■ What the task requires
Pull out every line of the listing below that contains the string "spindle", treating uppercase and lowercase letters as different.

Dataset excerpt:
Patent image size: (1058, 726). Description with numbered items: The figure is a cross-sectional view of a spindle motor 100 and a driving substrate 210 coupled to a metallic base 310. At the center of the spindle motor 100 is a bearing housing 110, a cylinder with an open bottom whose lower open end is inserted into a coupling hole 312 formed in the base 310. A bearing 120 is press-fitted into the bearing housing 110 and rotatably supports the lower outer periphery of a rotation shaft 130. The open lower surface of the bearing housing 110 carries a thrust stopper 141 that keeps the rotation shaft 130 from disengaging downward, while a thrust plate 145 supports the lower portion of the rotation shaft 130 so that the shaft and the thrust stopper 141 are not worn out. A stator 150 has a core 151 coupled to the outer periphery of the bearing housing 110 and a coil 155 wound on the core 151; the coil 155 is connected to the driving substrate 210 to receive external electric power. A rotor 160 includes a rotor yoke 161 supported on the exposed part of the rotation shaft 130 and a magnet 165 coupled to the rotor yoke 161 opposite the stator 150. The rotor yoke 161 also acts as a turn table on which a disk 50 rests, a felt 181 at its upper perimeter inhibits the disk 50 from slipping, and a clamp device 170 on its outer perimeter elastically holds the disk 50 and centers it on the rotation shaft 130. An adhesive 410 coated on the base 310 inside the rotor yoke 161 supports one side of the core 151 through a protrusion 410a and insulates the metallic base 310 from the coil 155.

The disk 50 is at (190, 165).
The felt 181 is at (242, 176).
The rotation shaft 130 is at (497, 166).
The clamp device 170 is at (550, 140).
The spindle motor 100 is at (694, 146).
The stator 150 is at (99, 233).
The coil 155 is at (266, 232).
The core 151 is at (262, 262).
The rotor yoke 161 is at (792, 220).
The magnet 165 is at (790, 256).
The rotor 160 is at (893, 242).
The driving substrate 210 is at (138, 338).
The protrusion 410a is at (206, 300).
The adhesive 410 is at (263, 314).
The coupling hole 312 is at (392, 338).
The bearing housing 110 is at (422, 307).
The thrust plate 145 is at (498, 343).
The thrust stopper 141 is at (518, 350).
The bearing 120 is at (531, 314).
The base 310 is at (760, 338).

■ Output below
Patent image size: (1058, 726). Description with numbered items: The figure is a cross-sectional view of a spindle motor 100 and a driving substrate 210 coupled to a metallic base 310. At the center of the spindle motor 100 is a bearing housing 110, a cylinder with an open bottom whose lower open end is inserted into a coupling hole 312 formed in the base 310. A bearing 120 is press-fitted into the bearing housing 110 and rotatably supports the lower outer periphery of a rotation shaft 130. The open lower surface of the bearing housing 110 carries a thrust stopper 141 that keeps the rotation shaft 130 from disengaging downward, while a thrust plate 145 supports the lower portion of the rotation shaft 130 so that the shaft and the thrust stopper 141 are not worn out. A stator 150 has a core 151 coupled to the outer periphery of the bearing housing 110 and a coil 155 wound on the core 151; the coil 155 is connected to the driving substrate 210 to receive external electric power. A rotor 160 includes a rotor yoke 161 supported on the exposed part of the rotation shaft 130 and a magnet 165 coupled to the rotor yoke 161 opposite the stator 150. The rotor yoke 161 also acts as a turn table on which a disk 50 rests, a felt 181 at its upper perimeter inhibits the disk 50 from slipping, and a clamp device 170 on its outer perimeter elastically holds the disk 50 and centers it on the rotation shaft 130. An adhesive 410 coated on the base 310 inside the rotor yoke 161 supports one side of the core 151 through a protrusion 410a and insulates the metallic base 310 from the coil 155.
The spindle motor 100 is at (694, 146).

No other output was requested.